• _EXTRACTED RECORDS_:
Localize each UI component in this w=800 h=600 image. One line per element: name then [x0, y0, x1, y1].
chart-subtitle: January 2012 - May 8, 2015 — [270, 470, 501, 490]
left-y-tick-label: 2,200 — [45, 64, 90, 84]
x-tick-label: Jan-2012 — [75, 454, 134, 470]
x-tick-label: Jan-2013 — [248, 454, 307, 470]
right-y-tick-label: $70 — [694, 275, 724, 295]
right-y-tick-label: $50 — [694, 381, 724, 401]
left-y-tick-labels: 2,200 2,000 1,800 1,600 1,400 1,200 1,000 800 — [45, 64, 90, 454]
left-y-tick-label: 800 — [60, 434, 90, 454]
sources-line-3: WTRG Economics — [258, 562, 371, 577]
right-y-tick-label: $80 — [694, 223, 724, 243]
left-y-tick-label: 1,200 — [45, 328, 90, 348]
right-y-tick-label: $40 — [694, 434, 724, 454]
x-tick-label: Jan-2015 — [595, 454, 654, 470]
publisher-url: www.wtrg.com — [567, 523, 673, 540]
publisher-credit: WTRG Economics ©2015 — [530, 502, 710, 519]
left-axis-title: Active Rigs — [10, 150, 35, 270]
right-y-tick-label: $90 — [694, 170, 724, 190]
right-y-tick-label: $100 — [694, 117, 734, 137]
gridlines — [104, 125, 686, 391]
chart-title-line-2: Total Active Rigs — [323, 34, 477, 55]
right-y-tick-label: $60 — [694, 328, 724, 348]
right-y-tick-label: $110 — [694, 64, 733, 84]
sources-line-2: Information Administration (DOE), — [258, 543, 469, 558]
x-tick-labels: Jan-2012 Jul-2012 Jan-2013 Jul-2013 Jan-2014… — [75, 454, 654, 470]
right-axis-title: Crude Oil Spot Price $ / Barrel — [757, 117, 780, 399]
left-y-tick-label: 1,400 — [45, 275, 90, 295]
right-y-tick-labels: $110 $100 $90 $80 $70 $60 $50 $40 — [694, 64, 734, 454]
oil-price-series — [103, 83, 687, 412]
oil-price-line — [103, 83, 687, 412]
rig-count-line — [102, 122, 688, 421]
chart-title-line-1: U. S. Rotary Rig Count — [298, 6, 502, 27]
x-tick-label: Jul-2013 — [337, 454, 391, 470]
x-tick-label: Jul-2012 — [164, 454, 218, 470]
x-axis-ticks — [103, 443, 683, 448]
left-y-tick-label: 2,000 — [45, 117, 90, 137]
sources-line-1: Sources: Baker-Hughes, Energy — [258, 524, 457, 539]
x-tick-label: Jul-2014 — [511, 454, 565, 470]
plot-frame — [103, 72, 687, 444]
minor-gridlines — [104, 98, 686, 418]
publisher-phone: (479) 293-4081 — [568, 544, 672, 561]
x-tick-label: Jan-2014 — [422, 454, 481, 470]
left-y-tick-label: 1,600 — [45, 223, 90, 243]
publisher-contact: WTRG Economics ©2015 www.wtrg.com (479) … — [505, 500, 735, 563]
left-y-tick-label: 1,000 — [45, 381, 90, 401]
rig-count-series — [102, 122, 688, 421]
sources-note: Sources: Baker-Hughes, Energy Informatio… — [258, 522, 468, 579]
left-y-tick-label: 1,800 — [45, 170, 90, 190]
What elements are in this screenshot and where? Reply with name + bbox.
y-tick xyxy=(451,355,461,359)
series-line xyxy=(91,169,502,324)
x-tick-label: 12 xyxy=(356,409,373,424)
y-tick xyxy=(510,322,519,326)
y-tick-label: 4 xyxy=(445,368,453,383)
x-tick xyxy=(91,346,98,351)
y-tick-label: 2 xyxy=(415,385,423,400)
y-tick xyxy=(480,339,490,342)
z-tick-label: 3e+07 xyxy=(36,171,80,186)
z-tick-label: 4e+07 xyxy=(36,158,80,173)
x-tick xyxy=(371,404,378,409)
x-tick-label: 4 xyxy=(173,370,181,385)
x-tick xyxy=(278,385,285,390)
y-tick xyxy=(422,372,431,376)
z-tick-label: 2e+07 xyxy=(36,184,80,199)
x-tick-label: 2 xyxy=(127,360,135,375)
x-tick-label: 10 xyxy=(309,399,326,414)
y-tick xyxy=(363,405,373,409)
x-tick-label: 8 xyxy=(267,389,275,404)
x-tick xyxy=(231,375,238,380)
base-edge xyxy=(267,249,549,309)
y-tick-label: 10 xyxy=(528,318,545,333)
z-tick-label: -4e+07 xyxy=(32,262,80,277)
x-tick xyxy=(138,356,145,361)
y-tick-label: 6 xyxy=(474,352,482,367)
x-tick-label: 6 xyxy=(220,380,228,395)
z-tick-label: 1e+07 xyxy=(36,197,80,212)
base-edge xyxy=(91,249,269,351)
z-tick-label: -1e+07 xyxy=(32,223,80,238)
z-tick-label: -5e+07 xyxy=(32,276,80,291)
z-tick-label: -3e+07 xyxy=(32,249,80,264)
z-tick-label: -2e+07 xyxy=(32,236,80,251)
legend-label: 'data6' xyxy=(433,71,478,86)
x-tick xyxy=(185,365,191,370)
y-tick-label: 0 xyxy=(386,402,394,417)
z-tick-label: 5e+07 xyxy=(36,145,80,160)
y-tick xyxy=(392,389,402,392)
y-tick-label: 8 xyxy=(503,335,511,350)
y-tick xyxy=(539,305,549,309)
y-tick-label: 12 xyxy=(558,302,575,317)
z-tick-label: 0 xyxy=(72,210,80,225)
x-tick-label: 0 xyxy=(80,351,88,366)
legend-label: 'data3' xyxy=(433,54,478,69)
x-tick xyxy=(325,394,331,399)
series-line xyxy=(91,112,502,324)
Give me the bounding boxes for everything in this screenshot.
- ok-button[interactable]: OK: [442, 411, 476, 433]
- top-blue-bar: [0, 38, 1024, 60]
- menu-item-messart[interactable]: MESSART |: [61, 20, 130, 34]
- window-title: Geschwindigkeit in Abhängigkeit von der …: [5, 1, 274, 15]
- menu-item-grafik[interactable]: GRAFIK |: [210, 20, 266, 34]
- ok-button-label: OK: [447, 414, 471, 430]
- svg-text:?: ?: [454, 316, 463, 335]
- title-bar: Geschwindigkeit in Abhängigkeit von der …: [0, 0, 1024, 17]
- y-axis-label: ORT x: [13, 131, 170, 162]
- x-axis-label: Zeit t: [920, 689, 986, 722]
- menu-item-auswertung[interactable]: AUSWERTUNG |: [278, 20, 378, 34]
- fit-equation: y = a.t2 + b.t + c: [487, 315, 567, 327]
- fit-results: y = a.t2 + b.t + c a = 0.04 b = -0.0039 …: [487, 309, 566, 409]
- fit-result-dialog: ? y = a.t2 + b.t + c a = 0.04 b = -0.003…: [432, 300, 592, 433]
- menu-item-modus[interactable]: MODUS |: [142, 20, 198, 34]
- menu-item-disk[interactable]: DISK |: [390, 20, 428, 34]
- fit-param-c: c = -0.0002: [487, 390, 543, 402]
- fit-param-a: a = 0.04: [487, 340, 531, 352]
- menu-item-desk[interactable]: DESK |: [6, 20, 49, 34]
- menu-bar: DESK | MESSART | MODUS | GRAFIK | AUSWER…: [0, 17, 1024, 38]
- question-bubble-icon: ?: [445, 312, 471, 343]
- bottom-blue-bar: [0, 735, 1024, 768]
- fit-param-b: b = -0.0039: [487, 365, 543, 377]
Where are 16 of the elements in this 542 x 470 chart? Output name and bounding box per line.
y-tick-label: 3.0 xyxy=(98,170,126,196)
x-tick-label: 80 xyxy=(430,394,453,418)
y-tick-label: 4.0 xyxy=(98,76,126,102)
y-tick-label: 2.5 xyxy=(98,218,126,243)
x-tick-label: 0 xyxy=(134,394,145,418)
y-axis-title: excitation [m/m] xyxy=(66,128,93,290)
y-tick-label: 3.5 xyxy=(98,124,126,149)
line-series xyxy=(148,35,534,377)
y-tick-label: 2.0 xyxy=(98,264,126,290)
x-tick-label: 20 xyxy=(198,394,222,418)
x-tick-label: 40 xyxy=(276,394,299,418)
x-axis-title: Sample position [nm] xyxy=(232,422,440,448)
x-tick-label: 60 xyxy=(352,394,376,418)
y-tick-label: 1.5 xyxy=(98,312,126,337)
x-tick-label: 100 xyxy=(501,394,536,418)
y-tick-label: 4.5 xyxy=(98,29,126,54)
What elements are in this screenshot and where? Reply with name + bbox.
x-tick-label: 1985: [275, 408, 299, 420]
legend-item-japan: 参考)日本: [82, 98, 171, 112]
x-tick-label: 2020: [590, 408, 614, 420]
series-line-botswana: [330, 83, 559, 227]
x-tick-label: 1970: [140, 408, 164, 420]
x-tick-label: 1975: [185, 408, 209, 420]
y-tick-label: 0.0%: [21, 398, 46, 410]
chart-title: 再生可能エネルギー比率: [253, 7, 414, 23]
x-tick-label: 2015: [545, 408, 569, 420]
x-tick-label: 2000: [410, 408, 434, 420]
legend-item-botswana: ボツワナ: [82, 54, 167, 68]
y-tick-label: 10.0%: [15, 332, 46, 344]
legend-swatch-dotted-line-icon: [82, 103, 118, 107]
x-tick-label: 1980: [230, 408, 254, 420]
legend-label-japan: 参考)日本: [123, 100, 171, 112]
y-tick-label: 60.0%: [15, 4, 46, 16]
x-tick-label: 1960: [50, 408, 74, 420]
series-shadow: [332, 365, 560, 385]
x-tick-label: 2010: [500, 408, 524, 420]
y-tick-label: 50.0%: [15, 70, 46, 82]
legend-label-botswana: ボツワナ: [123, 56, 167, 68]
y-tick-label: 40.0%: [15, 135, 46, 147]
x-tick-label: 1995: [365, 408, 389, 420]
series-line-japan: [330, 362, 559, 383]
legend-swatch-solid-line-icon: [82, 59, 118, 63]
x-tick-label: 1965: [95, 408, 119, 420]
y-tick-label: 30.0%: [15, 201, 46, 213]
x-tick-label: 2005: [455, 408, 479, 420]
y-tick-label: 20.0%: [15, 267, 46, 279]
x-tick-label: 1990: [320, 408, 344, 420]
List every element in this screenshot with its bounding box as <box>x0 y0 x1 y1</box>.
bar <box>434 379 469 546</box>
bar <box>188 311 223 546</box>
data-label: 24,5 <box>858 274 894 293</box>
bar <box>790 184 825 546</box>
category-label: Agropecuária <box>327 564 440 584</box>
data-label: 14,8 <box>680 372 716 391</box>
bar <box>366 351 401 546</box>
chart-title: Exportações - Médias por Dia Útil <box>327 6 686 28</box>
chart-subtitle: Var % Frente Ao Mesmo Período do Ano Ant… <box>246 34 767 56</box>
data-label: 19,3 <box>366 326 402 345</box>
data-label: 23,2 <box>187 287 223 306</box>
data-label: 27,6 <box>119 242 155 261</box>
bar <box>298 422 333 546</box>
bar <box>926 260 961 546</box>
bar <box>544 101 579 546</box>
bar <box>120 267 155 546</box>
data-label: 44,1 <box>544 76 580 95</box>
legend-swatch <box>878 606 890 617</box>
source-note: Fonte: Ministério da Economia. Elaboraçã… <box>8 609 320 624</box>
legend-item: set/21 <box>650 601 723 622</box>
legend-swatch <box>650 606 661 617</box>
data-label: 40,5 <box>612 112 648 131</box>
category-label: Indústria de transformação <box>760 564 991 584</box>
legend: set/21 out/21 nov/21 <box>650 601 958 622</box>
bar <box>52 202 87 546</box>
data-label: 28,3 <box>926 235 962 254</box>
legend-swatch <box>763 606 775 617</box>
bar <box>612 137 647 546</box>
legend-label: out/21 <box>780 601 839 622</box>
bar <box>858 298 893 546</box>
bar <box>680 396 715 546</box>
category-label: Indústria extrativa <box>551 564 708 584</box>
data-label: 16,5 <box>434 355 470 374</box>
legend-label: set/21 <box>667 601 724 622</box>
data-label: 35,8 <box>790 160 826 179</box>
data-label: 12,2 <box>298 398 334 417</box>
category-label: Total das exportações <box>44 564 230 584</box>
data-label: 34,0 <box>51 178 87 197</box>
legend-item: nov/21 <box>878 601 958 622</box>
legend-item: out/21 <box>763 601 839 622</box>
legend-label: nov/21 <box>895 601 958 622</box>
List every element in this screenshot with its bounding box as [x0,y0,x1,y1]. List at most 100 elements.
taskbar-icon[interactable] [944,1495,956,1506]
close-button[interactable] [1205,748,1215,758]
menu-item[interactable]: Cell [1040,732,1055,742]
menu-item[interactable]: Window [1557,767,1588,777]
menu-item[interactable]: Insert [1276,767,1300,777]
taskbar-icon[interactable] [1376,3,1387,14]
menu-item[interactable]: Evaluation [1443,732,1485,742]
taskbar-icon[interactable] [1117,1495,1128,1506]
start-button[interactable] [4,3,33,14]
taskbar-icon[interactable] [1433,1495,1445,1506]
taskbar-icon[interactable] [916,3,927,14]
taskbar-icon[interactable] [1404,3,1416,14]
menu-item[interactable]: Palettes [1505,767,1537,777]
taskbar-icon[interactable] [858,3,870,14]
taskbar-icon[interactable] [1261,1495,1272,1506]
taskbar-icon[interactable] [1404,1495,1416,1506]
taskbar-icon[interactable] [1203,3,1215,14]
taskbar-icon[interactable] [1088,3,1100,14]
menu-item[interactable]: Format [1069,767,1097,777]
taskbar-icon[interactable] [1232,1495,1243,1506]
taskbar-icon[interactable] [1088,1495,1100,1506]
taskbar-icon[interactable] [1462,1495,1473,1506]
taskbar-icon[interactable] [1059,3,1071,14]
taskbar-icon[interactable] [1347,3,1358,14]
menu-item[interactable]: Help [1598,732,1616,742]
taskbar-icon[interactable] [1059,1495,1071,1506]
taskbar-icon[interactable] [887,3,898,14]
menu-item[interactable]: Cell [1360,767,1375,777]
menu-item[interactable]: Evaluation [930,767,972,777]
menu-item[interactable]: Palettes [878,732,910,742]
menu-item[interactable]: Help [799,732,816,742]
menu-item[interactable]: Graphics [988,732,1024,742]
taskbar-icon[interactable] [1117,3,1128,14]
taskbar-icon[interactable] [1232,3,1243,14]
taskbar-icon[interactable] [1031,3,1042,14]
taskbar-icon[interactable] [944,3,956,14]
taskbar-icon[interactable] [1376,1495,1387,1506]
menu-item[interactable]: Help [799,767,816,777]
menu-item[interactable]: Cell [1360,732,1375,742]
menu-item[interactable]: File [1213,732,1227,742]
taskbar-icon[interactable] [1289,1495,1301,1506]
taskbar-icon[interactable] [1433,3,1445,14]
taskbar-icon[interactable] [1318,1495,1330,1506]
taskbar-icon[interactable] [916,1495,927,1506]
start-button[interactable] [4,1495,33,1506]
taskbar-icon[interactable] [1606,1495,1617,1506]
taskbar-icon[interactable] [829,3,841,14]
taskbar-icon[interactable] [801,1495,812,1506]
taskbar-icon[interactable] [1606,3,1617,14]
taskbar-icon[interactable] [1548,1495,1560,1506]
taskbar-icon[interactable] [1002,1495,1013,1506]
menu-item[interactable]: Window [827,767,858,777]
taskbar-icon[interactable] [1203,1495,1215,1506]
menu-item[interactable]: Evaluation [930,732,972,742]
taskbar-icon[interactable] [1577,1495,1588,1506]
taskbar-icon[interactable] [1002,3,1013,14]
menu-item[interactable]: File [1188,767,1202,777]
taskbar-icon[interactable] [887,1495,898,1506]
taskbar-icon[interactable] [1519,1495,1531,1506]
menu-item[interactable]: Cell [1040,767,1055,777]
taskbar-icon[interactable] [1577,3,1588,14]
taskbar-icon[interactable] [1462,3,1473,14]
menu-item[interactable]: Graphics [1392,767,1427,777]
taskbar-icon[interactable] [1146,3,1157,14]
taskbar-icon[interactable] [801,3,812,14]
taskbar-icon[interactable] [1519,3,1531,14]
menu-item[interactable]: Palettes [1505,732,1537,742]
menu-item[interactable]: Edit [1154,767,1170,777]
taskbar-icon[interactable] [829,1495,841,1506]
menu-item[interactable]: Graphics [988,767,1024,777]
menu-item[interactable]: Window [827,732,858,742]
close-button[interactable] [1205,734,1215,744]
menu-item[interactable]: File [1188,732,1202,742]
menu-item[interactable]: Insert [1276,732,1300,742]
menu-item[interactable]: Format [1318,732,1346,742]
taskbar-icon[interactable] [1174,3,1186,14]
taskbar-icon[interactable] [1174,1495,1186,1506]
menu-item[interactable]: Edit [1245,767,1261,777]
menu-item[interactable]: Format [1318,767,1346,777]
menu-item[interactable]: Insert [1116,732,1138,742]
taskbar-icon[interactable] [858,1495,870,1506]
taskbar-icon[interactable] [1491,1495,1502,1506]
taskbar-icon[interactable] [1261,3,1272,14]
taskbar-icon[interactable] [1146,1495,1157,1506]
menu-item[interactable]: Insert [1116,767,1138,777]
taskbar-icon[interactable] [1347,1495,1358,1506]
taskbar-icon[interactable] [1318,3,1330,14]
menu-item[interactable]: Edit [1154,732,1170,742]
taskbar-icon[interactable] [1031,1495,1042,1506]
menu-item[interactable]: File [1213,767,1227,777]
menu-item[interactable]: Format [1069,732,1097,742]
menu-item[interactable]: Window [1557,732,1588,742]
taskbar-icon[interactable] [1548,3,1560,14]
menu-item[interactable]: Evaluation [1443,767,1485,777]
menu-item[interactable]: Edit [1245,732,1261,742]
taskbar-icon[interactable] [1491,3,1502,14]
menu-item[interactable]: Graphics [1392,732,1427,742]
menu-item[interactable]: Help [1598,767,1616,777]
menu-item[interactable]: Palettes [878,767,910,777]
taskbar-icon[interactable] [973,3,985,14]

• _WORK REQUIRED_: Please copy the material word for word, from its first line through the line that contains "rig-count-line — [102, 122, 688, 421]".

• _OUTPUT FOR THIS EXERCISE_:
Localize each UI component in this w=800 h=600 image. One line per element: name then [x0, y0, x1, y1].
chart-subtitle: January 2012 - May 8, 2015 — [270, 470, 501, 490]
left-y-tick-label: 2,200 — [45, 64, 90, 84]
x-tick-label: Jan-2012 — [75, 454, 134, 470]
x-tick-label: Jan-2013 — [248, 454, 307, 470]
right-y-tick-label: $70 — [694, 275, 724, 295]
right-y-tick-label: $50 — [694, 381, 724, 401]
left-y-tick-labels: 2,200 2,000 1,800 1,600 1,400 1,200 1,000 800 — [45, 64, 90, 454]
left-y-tick-label: 800 — [60, 434, 90, 454]
sources-line-3: WTRG Economics — [258, 562, 371, 577]
right-y-tick-label: $80 — [694, 223, 724, 243]
left-y-tick-label: 1,200 — [45, 328, 90, 348]
right-y-tick-label: $40 — [694, 434, 724, 454]
x-tick-label: Jan-2015 — [595, 454, 654, 470]
publisher-url: www.wtrg.com — [567, 523, 673, 540]
publisher-credit: WTRG Economics ©2015 — [530, 502, 710, 519]
left-axis-title: Active Rigs — [10, 150, 35, 270]
right-y-tick-label: $90 — [694, 170, 724, 190]
right-y-tick-label: $100 — [694, 117, 734, 137]
gridlines — [104, 125, 686, 391]
chart-title-line-2: Total Active Rigs — [323, 34, 477, 55]
right-y-tick-label: $60 — [694, 328, 724, 348]
right-y-tick-label: $110 — [694, 64, 733, 84]
sources-line-2: Information Administration (DOE), — [258, 543, 469, 558]
x-tick-labels: Jan-2012 Jul-2012 Jan-2013 Jul-2013 Jan-2014… — [75, 454, 654, 470]
right-axis-title: Crude Oil Spot Price $ / Barrel — [757, 117, 780, 399]
left-y-tick-label: 1,400 — [45, 275, 90, 295]
right-y-tick-labels: $110 $100 $90 $80 $70 $60 $50 $40 — [694, 64, 734, 454]
oil-price-series — [103, 83, 687, 412]
oil-price-line — [103, 83, 687, 412]
rig-count-line — [102, 122, 688, 421]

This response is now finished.